> **Texto citado**

El escándalo ha venido bien, con esos activistas iniciando su denuncia corrosiva en Barcelona, justamente cuando las cifras, los hoteleros y los políticos destacaban los récords obtenidos y los éxitos sin precedentes: con un incremento sostenido del 31 por ciento en las entradas durante los últimos cinco años, para este año se esperaban diez millones más de turistas extranjeros que en 2016, alcanzando la cota histórica de 85 millones de llegadas y aportando el 11 por ciento del PIB nacional.

Hasta ahora, los escasos y tímidos intentos por paliar los daños del turismo, vía impuestos, han fracasado por la rotunda oposición de los hoteleros y la débil convicción de los distintos gobiernos, como sucedió con la mínima tasa de pernoctación en Baleares. Justamente en unas islas donde los daños ambientales y culturales vienen siendo inmensos desde que se acuñara aquel término, peyorativo e ineficaz, de “balearización”, aludiendo a un monocultivo turístico imprudente y vulnerable, y por ello mismo indeseable.

No han servido de advertencia las alarmas, que las poblaciones “indígenas” han conseguido, tras ímprobos esfuerzos, transmitir a las autoridades municipales de símbolos turísticos como Venecia o Amsterdam, pidiendo socorro por la asfixia que les produce una marea humana que no hace sino crecer, envileciendo todos los aspectos materiales y morales de la vida ordinaria.

Recientemente las alarmas venían de Machu Pichu, uno de los destinos más solicitados de Latinoamérica, donde hay que restringir ya las visitas ante la impotencia por ordenar la afluencia humana. Y qué decir del espectáculo, indescriptible desde tantos puntos de vista, de las decenas de expediciones que huellan casi cada día el Everest, con centenares de escaladores y caprichosos; o de las excursiones por la Antártida, cada vez más masivas y osadas… En España la protesta se ha iniciado en Barcelona, donde el malestar ya se hacía insoportable, mezclándose la riada humana permanente con el desorden de los alojamientos, pero se ha extendido inmediatamente a otras áreas, como Baleares e incluso el País Vasco, donde el turismo –si exceptuamos plazas singulares como San Sebastián–, no deja aún sentir su impronta más negativa. Se trata de un rechazo que no es instintivo, que viene cargado de motivos y de experiencia, que quiere salir al paso de la avalancha que envuelve y amenaza y que pretende poner, por fin, al turismo en su sitio, que ya no puede ser el de una vaca sagrada de generosas ubres, ubicua, benéfica y, por lo tanto, intocable.

> **Ejercicio breve 1**
Reproduce el fragmento del texto sobre el turismo entre “El escándalo ha” y “del PIB nacional.”, ambos incluidos, sustituyendo “turistas extranjeros” por “visitantes extranjeros”.
> **Ejercicio breve 2**
Según el texto sobre el turismo, ¿cuántas llegadas de turistas extranjeros se esperaban para este año?
El listado procede de otra fuente.

> **Material proporcionado**
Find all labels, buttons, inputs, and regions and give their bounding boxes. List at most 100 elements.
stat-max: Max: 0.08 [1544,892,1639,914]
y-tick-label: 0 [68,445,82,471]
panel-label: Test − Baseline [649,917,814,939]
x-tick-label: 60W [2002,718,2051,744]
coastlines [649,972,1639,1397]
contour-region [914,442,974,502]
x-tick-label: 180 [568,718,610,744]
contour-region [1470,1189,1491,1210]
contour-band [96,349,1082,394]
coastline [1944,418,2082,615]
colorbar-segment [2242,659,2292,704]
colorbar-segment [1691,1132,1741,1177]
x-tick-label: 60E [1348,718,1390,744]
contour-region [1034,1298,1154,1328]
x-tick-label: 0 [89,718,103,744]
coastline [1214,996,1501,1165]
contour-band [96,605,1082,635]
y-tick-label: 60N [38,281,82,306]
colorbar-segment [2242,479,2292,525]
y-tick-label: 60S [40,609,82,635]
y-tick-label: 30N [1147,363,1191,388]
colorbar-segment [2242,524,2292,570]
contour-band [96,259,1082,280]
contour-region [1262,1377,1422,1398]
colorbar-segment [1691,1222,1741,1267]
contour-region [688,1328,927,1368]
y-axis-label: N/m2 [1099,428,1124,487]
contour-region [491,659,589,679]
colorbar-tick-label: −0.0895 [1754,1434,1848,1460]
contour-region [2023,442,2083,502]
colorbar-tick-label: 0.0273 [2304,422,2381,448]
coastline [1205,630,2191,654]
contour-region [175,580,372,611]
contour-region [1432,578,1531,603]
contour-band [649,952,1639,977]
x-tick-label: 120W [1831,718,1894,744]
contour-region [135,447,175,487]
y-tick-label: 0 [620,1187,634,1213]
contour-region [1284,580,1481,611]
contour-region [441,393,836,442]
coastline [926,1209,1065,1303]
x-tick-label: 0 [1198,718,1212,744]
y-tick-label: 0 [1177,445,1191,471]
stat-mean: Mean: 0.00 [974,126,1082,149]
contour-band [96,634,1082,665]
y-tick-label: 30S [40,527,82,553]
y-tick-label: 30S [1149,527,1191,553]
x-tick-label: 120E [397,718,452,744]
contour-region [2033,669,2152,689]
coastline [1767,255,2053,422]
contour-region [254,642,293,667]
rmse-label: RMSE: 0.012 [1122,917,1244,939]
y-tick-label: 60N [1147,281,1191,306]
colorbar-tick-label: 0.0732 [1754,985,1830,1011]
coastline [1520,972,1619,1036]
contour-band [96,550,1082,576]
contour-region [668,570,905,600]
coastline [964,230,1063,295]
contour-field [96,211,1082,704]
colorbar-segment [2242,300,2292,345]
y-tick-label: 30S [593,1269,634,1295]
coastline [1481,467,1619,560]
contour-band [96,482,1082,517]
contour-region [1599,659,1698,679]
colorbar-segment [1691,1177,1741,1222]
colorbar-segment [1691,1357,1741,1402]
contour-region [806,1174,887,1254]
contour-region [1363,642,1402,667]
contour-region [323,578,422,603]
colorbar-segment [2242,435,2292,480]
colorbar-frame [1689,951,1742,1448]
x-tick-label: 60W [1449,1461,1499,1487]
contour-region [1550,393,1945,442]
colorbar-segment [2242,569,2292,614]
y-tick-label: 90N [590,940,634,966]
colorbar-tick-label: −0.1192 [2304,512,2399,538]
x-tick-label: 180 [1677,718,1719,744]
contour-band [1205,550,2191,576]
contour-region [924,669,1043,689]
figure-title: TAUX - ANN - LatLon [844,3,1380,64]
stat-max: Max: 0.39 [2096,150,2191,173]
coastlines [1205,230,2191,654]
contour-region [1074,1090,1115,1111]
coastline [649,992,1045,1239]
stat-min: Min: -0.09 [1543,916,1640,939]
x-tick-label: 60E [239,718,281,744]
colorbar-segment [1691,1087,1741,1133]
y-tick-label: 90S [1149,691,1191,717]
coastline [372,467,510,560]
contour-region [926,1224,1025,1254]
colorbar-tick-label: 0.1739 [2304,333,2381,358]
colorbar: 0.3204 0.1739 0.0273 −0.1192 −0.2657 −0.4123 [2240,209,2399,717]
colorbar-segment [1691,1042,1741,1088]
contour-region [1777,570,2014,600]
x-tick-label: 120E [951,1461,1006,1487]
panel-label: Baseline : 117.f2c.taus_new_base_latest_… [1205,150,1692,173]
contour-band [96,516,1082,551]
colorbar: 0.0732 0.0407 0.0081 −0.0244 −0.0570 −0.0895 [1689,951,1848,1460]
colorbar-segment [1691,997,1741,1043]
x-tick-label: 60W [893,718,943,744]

> **Respuesta completa 1**
El escándalo ha venido bien, con esos activistas iniciando su denuncia corrosiva en Barcelona, justamente cuando las cifras, los hoteleros y los políticos destacaban los récords obtenidos y los éxitos sin precedentes: con un incremento sostenido del 31 por ciento en las entradas durante los últimos cinco años, para este año se esperaban diez millones más de visitantes extranjeros que en 2016, alcanzando la cota histórica de 85 millones de llegadas y aportando el 11 por ciento del PIB nacional.

> **Respuesta completa 2**
Se esperaban 85 millones de llegadas.